(Extracted data entries)
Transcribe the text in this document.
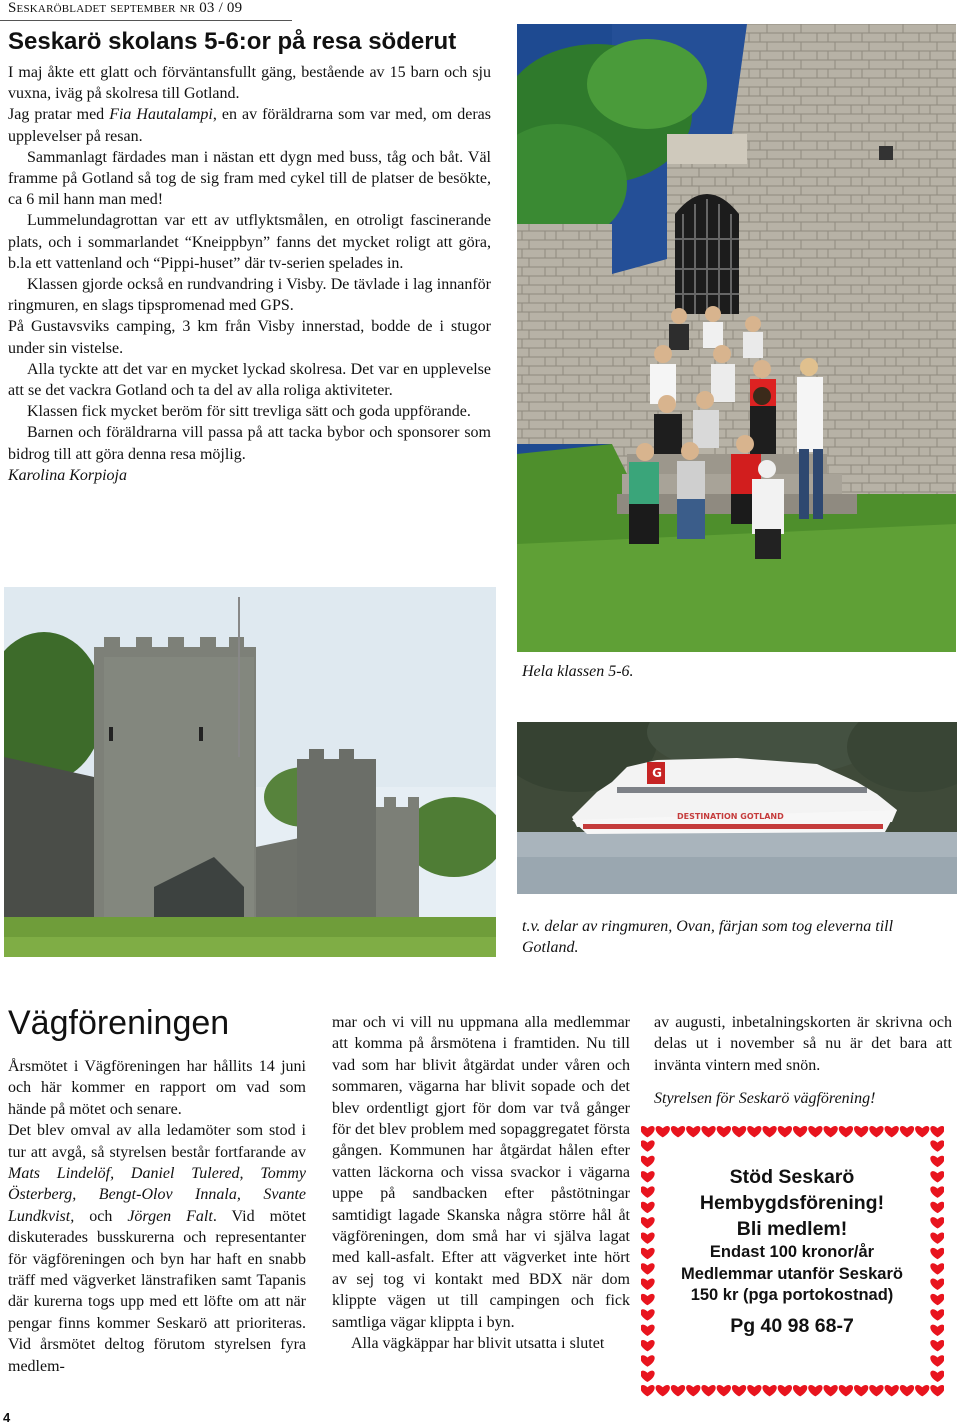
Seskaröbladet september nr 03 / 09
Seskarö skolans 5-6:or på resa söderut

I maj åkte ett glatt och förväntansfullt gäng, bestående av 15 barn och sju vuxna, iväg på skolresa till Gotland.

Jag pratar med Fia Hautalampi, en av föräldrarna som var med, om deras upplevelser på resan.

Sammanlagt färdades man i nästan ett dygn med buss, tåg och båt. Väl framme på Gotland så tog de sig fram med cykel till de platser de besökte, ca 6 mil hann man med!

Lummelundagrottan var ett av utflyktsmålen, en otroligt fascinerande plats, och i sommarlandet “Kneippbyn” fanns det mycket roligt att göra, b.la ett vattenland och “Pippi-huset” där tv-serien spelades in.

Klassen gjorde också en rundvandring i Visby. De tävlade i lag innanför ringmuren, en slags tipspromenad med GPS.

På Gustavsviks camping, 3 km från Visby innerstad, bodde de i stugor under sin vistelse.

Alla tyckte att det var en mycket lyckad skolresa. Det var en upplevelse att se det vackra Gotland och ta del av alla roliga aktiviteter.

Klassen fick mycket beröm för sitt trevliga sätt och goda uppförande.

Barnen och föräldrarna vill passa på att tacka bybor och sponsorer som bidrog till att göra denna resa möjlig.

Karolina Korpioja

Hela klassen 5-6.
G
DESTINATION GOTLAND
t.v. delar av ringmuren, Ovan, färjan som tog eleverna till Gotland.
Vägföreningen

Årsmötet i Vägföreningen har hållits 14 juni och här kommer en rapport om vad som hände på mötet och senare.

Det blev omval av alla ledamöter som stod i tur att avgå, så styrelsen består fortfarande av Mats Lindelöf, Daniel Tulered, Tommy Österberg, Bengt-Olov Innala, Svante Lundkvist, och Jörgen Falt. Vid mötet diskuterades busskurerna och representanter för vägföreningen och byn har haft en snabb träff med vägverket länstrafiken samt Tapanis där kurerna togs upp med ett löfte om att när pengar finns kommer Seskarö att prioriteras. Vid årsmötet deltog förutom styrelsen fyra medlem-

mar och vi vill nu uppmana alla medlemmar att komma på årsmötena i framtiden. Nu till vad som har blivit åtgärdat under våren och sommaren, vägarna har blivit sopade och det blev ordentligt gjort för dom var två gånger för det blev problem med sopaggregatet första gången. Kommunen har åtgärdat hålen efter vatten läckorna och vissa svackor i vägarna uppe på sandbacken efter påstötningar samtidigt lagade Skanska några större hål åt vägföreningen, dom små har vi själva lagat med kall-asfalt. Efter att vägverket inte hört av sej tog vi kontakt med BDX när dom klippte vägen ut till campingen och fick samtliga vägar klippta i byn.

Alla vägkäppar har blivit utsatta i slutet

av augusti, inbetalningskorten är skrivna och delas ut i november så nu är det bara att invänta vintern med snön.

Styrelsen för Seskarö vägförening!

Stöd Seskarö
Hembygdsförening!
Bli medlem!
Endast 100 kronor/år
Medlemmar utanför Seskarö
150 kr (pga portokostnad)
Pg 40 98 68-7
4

---

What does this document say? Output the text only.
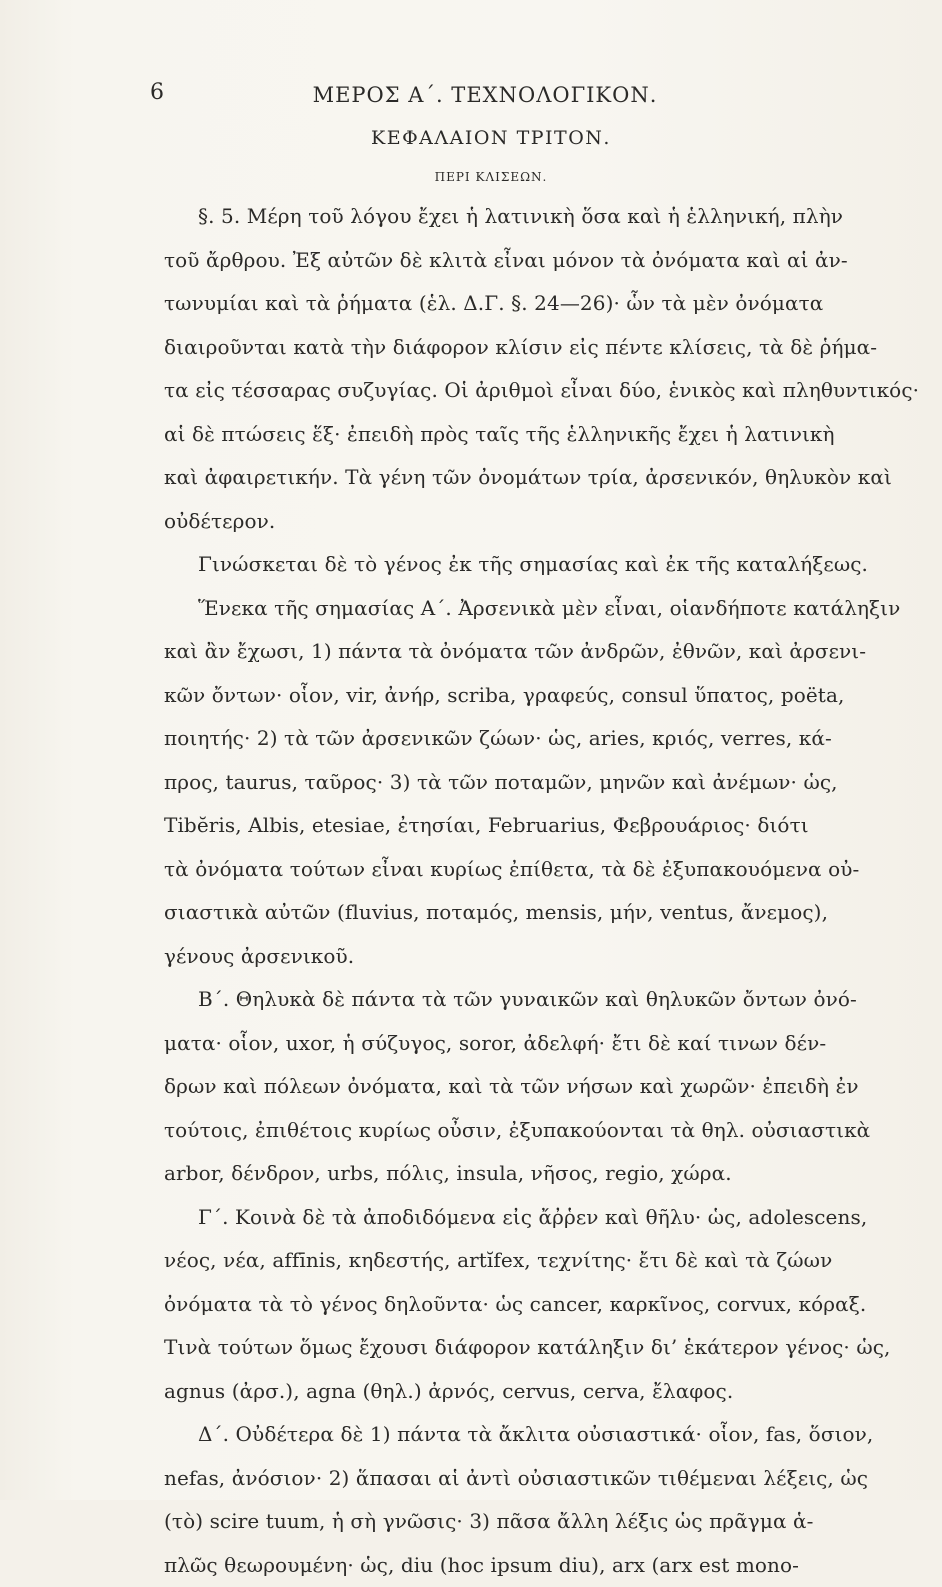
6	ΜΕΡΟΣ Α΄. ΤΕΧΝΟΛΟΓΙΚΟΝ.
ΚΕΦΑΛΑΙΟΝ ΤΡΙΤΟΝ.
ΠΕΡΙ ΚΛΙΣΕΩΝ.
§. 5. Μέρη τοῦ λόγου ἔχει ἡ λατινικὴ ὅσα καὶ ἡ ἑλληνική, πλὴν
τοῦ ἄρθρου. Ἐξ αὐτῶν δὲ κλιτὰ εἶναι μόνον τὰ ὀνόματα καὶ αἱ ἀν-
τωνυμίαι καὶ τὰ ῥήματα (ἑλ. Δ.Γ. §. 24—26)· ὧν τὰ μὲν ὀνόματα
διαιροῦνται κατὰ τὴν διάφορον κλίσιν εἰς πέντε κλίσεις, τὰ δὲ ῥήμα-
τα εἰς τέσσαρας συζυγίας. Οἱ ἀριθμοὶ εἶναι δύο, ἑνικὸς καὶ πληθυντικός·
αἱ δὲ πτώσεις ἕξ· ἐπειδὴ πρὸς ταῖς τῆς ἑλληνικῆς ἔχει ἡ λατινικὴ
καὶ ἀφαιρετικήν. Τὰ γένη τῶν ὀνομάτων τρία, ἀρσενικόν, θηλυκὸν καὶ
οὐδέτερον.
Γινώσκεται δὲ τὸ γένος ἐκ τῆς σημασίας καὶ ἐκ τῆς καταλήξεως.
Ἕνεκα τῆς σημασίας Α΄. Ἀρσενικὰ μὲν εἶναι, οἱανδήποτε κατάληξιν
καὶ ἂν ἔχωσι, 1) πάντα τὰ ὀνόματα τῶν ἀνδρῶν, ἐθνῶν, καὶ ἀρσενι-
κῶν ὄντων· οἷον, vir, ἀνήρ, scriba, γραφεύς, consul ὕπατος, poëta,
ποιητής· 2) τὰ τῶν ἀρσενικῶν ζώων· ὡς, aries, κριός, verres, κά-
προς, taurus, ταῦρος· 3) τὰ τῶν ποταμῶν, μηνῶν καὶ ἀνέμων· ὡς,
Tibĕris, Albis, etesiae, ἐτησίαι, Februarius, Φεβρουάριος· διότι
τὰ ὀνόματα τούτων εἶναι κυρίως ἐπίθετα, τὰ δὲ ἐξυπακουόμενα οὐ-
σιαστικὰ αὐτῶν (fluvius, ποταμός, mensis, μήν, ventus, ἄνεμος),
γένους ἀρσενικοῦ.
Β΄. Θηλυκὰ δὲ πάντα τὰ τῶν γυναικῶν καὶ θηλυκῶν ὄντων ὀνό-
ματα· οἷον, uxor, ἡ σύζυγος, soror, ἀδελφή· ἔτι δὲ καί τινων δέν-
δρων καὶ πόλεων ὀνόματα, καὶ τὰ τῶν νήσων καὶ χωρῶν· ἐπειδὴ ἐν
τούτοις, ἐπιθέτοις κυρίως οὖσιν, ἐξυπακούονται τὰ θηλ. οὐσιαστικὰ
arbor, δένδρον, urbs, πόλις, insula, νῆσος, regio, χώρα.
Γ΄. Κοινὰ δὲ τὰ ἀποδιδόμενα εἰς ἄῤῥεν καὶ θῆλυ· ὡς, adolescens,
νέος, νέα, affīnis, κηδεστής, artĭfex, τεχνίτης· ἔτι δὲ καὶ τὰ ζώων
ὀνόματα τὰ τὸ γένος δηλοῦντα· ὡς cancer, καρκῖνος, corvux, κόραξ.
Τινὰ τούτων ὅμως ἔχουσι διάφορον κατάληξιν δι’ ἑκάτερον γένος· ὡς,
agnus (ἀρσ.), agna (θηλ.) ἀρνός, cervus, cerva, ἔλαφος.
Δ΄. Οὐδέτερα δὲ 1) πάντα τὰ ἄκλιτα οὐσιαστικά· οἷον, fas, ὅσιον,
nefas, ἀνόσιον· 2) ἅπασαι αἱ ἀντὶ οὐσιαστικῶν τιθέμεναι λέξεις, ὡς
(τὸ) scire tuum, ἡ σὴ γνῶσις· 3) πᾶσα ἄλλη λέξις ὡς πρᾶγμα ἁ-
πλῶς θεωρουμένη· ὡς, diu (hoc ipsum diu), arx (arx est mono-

### TASK TO CARRY OUT
Show each line in the entries that holds the string "vill".

### PROBLEM SOLUTION
Barnen och föräldrarna vill passa på att tacka bybor och sponsorer som bidrog till att göra denna resa möjlig.
mar och vi vill nu uppmana alla medlemmar att komma på årsmötena i framtiden. Nu till vad som har blivit åtgärdat under våren och sommaren, vägarna har blivit sopade och det blev ordentligt gjort för dom var två gånger för det blev problem med sopaggregatet första gången. Kommunen har åtgärdat hålen efter vatten läckorna och vissa svackor i vägarna uppe på sandbacken efter påstötningar samtidigt lagade Skanska några större hål åt vägföreningen, dom små har vi själva lagat med kall-asfalt. Efter att vägverket inte hört av sej tog vi kontakt med BDX när dom klippte vägen ut till campingen och fick samtliga vägar klippta i byn.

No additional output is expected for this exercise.